Set problem: Every line with the word "grid" in it should be extracted from the data that follows.

Data section:
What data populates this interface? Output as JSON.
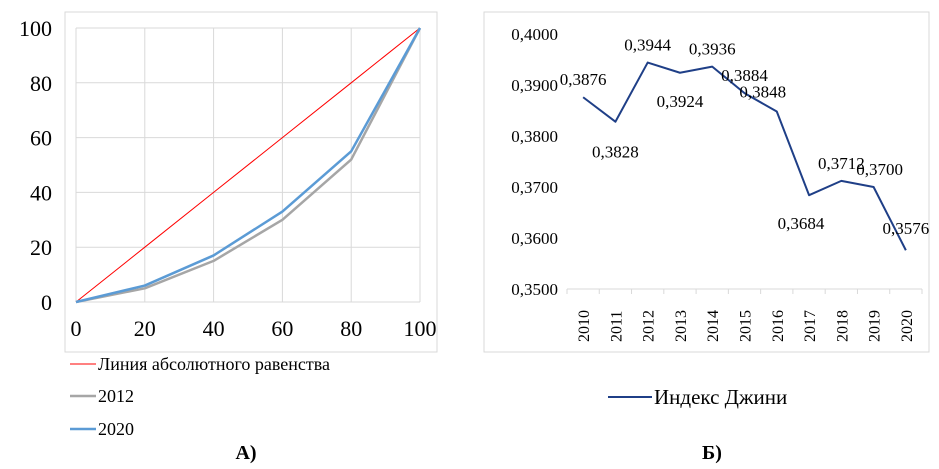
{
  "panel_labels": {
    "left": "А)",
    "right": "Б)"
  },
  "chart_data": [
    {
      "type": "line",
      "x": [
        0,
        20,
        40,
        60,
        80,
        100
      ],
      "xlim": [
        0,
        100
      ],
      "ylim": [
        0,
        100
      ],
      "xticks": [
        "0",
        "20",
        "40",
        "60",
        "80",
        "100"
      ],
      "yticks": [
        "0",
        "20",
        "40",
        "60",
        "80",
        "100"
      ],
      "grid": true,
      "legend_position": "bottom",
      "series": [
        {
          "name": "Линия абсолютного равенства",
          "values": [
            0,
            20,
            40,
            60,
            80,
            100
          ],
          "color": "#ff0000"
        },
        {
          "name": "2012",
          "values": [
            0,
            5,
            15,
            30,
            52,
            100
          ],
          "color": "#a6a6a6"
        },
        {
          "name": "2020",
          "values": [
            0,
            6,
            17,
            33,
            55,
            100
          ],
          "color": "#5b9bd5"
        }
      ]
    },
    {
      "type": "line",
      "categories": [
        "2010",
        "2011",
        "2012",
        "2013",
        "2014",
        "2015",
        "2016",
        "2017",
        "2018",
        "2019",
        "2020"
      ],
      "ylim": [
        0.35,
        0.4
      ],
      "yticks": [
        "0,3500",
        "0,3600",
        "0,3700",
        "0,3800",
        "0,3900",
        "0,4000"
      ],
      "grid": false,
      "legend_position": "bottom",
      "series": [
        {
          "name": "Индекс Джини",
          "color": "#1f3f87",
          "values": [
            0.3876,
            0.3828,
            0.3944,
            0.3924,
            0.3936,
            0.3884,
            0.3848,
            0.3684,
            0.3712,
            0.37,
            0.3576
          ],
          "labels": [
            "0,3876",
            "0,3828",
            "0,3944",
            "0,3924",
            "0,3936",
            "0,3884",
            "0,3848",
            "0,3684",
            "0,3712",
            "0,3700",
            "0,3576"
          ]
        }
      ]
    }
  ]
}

...

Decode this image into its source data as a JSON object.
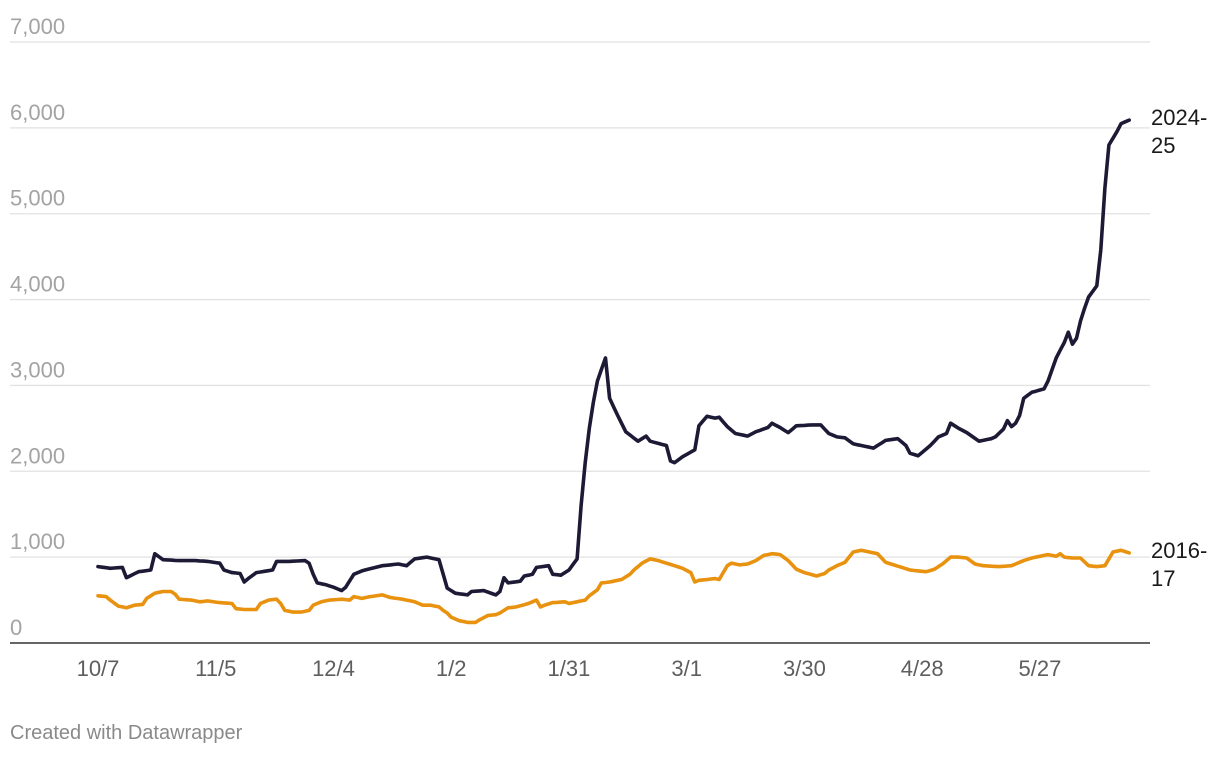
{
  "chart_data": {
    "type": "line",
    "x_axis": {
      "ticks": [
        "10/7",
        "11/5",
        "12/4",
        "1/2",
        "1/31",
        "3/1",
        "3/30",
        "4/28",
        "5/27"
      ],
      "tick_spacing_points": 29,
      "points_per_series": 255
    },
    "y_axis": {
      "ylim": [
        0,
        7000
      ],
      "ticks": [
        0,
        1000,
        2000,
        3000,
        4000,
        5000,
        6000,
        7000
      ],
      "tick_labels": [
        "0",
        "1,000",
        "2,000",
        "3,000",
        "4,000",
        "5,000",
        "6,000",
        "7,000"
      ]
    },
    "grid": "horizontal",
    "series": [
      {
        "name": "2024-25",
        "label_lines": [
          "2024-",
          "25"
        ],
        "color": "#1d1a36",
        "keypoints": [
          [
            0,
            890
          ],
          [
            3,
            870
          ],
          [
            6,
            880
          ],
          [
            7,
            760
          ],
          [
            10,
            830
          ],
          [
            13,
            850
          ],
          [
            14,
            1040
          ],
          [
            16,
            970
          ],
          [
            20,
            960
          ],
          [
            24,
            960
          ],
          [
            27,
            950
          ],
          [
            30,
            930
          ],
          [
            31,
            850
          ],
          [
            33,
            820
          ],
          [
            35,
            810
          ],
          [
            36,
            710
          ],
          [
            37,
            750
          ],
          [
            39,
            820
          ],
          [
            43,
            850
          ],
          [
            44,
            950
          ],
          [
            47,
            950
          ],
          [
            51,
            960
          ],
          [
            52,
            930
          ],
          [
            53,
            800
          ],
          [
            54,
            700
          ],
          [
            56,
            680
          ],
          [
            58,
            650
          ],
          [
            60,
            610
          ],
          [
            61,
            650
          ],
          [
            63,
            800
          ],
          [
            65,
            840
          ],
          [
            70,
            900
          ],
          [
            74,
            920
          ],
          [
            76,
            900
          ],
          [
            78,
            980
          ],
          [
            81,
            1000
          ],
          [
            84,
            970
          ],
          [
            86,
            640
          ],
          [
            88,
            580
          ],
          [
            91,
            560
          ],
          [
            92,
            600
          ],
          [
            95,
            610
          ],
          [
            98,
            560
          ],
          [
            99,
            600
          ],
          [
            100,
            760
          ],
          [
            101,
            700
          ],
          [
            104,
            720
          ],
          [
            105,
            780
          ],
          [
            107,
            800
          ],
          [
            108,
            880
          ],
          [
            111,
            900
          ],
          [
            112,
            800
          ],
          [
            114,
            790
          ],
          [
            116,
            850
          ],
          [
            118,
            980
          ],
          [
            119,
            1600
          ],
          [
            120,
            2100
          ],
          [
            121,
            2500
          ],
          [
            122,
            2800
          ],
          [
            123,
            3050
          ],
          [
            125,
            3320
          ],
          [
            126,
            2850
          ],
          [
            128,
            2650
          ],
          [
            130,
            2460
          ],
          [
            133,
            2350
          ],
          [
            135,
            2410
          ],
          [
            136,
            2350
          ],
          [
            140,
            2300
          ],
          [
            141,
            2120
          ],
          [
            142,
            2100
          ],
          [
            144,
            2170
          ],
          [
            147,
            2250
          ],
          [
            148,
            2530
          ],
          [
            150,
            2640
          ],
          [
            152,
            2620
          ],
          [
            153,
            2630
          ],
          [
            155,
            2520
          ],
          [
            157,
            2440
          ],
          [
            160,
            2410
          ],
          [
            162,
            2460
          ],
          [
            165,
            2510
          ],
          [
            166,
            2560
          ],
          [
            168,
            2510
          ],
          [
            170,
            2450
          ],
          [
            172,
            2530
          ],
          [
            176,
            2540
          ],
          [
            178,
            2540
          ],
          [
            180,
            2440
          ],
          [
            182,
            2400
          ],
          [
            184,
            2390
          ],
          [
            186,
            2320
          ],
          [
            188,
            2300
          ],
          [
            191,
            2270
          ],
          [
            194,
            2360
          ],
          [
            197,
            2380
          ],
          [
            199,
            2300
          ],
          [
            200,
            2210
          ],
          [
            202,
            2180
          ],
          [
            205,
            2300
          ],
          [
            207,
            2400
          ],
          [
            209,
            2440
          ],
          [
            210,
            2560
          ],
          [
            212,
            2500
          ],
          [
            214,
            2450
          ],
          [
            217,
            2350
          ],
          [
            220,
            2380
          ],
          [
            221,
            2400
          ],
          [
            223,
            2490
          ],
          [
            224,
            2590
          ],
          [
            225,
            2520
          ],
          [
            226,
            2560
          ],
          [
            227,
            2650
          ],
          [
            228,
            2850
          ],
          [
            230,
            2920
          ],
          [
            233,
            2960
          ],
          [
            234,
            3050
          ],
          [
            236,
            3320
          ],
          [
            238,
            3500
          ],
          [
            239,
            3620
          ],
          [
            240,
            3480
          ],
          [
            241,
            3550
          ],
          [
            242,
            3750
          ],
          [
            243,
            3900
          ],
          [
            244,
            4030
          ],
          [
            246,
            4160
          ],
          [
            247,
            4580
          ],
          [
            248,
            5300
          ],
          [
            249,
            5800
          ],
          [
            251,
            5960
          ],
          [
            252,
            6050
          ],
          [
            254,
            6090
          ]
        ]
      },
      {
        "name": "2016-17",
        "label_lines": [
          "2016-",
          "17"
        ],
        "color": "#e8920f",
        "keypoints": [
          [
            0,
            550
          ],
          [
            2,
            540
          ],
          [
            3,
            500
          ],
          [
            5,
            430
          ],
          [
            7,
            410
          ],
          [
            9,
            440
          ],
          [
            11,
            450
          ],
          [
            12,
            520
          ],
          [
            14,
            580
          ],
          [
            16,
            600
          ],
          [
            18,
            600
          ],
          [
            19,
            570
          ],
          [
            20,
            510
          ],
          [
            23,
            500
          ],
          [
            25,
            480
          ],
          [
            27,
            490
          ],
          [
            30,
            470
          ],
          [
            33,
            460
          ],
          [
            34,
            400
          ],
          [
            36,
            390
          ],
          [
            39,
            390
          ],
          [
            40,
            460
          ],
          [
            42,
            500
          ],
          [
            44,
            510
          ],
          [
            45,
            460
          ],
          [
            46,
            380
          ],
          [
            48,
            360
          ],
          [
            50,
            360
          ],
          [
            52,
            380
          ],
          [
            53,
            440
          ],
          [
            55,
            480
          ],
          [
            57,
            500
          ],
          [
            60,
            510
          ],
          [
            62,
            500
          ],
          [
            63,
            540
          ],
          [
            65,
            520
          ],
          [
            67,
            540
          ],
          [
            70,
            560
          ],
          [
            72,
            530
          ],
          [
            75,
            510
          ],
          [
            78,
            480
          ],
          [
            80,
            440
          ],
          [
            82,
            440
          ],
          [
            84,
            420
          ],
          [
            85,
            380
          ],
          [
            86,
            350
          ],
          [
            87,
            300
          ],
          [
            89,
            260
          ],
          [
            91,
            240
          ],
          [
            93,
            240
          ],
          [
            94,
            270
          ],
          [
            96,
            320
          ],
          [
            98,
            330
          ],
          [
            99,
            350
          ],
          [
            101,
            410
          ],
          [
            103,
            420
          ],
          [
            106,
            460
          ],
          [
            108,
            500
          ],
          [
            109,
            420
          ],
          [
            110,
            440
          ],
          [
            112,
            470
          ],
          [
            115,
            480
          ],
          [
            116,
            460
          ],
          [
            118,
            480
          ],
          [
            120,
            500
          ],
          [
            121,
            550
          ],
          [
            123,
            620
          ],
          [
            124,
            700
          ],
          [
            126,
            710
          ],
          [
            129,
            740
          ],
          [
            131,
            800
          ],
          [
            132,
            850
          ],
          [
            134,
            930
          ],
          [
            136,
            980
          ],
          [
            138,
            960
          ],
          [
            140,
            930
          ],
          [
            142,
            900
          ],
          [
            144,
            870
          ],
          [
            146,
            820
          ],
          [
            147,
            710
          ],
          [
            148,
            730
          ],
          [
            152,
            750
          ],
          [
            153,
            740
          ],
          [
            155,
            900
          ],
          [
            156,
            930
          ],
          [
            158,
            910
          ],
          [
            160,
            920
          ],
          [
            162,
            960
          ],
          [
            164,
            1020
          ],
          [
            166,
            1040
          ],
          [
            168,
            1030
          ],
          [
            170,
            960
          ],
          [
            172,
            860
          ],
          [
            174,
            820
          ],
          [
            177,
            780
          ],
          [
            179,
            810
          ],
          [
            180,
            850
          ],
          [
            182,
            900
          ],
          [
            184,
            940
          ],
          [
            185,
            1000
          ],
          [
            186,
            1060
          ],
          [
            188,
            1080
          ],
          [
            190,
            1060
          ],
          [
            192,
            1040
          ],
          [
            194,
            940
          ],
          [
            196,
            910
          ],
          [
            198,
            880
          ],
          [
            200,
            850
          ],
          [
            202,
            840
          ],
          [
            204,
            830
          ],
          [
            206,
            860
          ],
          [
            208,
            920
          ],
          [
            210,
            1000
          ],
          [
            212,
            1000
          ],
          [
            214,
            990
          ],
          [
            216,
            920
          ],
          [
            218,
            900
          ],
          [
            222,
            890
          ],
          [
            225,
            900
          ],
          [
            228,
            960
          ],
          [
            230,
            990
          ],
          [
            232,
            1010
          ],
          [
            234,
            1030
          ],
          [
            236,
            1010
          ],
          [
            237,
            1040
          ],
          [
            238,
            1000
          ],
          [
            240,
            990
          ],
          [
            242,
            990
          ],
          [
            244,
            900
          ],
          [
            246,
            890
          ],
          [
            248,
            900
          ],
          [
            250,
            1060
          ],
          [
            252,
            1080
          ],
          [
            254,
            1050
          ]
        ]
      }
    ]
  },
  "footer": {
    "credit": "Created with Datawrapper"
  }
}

* * *

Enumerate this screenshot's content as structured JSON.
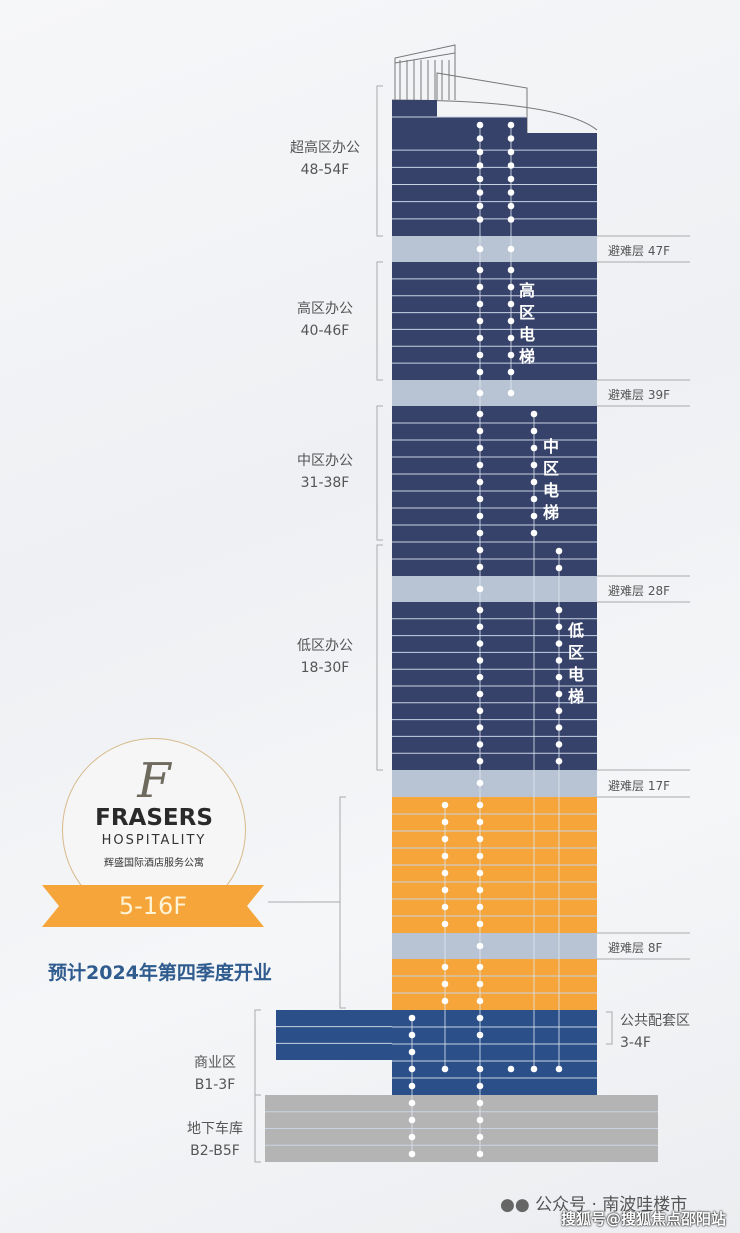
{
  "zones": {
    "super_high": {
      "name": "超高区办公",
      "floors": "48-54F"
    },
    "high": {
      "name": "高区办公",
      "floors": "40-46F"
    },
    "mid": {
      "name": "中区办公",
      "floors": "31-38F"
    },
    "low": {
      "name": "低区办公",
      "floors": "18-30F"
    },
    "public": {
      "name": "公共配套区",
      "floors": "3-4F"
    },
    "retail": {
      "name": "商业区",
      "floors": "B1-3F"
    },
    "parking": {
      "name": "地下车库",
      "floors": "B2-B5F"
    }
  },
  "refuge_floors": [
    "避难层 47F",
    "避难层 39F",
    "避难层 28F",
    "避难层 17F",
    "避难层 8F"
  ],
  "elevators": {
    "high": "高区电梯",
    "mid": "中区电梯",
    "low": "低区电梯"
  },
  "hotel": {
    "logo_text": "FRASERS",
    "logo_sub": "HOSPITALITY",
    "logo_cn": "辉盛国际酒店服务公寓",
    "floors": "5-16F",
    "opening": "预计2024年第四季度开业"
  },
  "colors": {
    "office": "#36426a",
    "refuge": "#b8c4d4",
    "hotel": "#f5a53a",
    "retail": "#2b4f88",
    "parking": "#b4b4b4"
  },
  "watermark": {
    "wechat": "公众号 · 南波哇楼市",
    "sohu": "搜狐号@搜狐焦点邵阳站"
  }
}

Solved problem:
      "grid": true,
      "grid": false,
    "grid": "horizontal",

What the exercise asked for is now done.